**Assignment**
Every line with the string "partir" must be copied from the entries below.

**Data supplied**
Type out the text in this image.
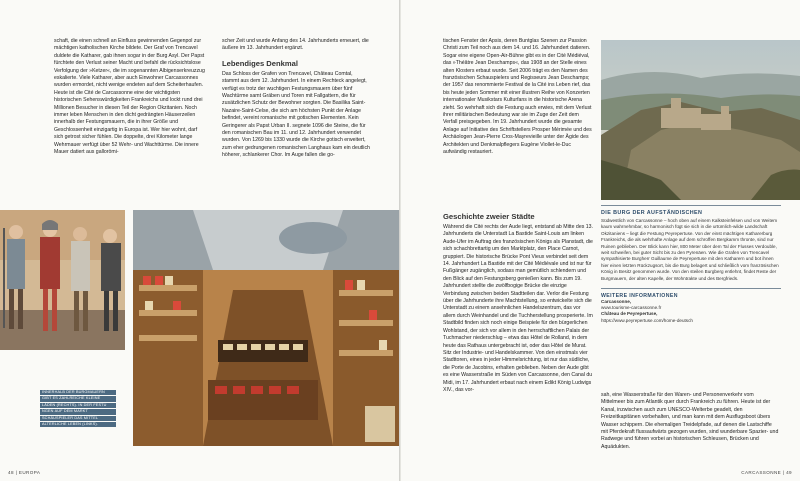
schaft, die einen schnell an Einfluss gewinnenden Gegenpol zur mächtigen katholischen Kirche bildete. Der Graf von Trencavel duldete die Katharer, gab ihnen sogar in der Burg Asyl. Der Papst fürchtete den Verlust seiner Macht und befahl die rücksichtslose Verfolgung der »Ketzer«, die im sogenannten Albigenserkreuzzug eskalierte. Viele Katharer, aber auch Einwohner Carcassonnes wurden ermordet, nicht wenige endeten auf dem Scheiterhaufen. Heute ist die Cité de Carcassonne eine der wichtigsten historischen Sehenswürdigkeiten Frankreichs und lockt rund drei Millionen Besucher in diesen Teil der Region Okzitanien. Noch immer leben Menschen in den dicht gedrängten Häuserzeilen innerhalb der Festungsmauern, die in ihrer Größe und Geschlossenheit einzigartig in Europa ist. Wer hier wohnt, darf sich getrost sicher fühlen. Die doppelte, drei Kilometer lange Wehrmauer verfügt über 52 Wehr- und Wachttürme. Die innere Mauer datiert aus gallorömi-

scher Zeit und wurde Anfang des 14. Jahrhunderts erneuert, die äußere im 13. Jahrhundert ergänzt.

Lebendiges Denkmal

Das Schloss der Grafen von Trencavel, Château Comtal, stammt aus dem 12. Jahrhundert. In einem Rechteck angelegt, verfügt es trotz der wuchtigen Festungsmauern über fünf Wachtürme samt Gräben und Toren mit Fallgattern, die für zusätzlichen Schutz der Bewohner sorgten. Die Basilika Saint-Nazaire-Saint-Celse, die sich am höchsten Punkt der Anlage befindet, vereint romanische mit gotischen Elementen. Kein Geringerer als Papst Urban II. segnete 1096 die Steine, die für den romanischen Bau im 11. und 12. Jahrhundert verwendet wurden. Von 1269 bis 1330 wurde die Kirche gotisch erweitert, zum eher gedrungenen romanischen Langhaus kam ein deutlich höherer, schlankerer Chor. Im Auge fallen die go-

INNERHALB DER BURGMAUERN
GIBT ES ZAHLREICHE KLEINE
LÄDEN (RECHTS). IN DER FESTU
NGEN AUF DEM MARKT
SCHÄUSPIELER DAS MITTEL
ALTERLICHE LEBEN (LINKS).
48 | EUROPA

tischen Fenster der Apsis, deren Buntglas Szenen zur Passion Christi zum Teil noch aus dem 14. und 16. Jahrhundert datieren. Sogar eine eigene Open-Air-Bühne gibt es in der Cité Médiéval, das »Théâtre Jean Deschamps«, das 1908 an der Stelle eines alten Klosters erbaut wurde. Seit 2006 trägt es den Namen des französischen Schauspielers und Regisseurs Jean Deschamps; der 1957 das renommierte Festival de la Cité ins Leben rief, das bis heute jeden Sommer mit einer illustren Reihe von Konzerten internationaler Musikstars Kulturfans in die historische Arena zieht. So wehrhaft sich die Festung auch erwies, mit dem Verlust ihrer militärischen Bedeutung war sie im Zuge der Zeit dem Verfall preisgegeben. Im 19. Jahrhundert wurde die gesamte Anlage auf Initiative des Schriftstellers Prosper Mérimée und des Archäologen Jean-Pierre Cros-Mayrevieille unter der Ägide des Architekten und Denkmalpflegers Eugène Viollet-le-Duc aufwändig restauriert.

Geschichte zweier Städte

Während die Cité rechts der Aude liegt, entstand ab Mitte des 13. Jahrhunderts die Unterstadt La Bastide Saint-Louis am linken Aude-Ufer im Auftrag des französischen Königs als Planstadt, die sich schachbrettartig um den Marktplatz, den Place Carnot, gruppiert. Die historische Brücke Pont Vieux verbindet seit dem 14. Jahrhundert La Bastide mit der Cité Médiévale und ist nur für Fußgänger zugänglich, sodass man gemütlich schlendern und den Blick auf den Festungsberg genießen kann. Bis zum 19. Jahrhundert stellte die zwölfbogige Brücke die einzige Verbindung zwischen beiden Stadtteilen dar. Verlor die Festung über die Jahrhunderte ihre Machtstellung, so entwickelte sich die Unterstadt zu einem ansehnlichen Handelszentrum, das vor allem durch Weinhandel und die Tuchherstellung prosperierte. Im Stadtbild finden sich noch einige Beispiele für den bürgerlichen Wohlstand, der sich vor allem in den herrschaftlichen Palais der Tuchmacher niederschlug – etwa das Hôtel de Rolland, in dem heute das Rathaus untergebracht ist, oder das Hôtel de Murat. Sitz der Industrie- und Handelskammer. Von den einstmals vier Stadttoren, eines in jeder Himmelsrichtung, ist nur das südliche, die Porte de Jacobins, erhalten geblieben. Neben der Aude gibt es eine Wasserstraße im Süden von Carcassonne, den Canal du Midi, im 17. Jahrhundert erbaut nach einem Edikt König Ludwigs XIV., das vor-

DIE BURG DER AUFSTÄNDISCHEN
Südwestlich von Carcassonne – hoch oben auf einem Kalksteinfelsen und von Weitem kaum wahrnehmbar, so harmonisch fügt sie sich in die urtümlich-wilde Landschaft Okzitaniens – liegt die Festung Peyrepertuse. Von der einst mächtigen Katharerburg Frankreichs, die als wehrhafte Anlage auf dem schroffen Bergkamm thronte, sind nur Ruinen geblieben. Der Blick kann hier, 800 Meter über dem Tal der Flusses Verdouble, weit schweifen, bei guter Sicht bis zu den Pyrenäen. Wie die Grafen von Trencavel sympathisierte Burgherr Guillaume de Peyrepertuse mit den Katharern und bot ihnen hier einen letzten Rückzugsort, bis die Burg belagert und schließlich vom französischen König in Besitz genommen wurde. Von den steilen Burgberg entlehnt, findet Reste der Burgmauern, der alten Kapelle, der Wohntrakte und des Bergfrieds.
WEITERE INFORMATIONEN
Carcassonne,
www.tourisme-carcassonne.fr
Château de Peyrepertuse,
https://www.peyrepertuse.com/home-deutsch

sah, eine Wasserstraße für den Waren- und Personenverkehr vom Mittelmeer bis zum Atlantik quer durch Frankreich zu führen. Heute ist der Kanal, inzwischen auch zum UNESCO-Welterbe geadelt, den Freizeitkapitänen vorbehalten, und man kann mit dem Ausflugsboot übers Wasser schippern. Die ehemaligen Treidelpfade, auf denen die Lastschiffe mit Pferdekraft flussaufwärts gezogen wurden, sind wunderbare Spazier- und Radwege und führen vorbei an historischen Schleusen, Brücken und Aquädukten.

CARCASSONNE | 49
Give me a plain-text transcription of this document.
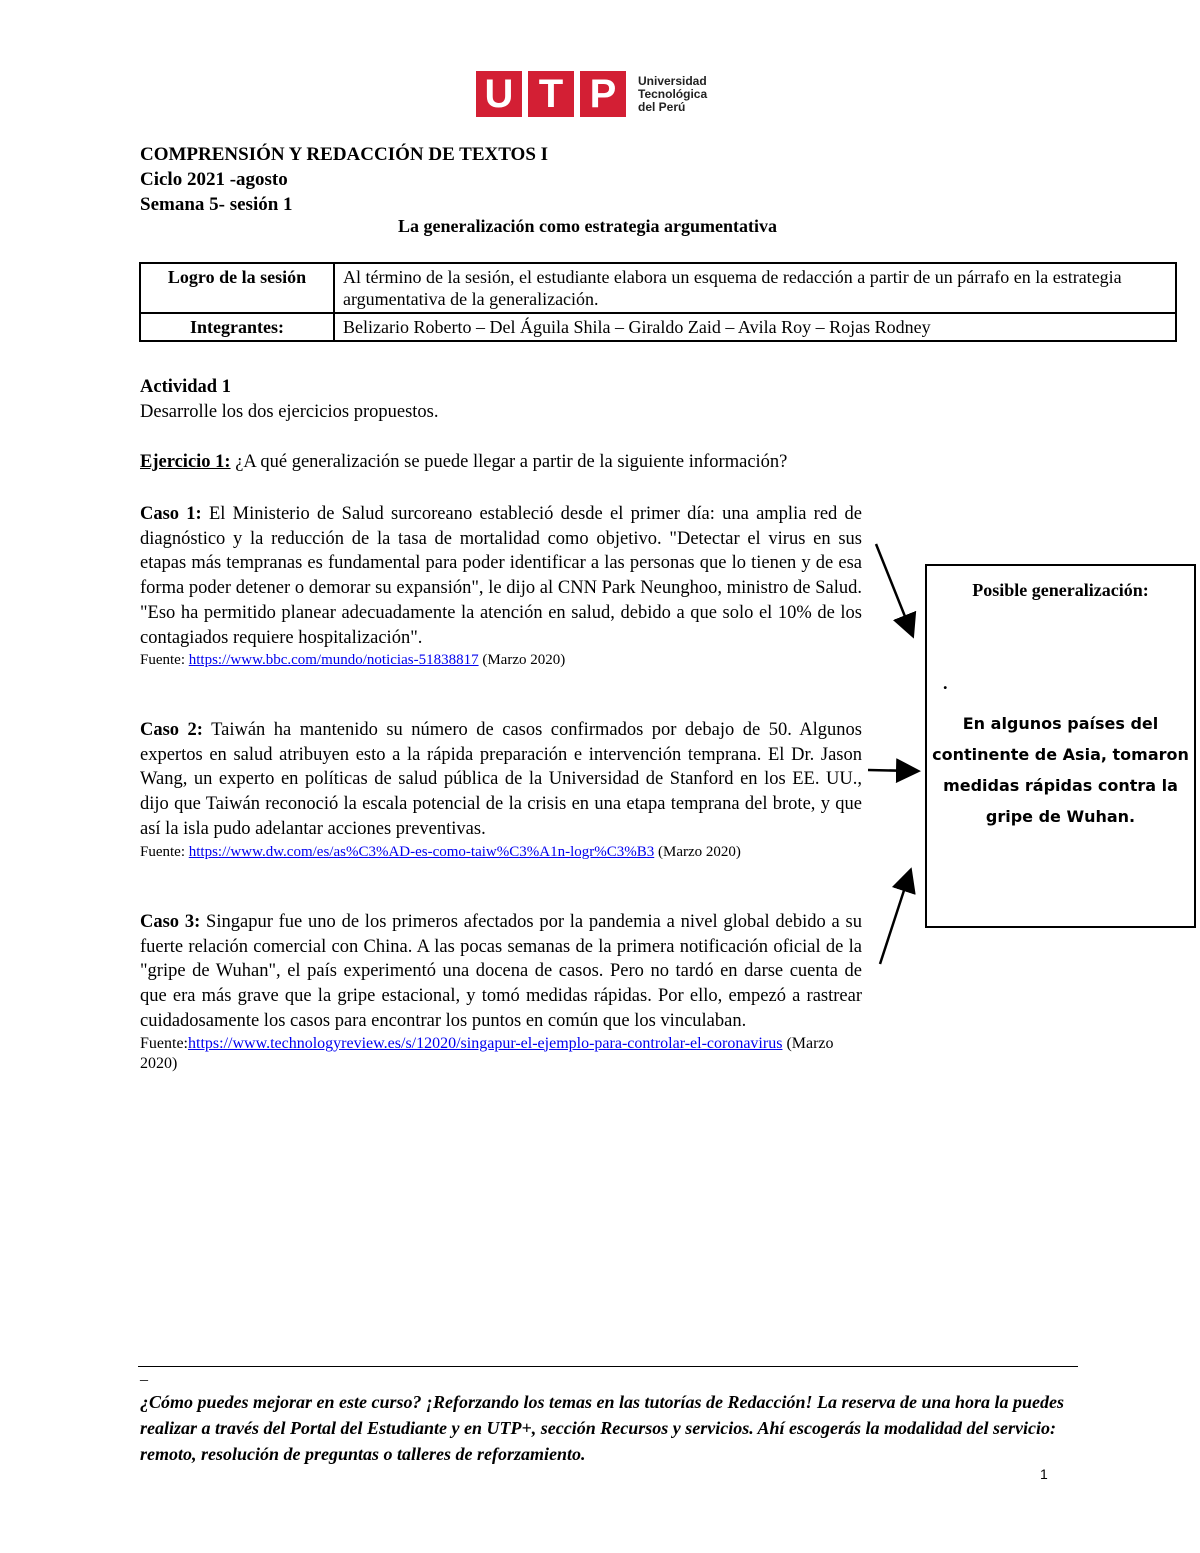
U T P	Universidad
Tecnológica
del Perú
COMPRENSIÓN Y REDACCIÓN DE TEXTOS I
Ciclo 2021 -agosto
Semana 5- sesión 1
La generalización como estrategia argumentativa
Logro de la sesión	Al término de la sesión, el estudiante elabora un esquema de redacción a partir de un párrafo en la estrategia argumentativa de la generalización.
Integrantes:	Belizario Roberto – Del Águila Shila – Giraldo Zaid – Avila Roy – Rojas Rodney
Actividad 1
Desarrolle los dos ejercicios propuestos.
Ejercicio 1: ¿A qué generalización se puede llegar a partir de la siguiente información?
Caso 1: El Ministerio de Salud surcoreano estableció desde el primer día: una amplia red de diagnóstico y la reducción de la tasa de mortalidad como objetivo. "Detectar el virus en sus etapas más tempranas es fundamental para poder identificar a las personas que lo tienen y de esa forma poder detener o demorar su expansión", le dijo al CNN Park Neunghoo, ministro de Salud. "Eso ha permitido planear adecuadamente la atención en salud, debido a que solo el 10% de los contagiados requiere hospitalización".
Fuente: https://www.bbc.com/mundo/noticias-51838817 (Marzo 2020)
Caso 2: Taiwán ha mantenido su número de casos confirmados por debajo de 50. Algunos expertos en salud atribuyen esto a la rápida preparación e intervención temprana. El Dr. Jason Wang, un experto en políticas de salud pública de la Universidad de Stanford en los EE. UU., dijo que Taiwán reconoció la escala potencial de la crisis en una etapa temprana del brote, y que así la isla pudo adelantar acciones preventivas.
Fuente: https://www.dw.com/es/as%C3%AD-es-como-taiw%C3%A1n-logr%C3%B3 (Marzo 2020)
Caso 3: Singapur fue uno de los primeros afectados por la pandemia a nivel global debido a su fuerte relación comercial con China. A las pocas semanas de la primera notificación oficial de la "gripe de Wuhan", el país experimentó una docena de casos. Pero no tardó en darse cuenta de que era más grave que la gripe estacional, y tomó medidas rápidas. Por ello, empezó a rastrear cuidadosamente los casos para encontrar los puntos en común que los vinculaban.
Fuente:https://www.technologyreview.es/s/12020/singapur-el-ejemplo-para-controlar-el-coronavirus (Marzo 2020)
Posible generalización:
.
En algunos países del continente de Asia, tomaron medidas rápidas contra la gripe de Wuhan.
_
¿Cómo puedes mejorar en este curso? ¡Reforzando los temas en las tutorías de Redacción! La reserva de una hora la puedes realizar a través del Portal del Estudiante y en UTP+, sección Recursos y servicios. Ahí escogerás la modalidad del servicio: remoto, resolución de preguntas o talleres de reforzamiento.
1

**Completed task**
Logro de la sesión	Al término de la sesión, el estudiante elabora un esquema de redacción a partir de un párrafo en la estrategia argumentativa de la generalización.
Ejercicio 1: ¿A qué generalización se puede llegar a partir de la siguiente información?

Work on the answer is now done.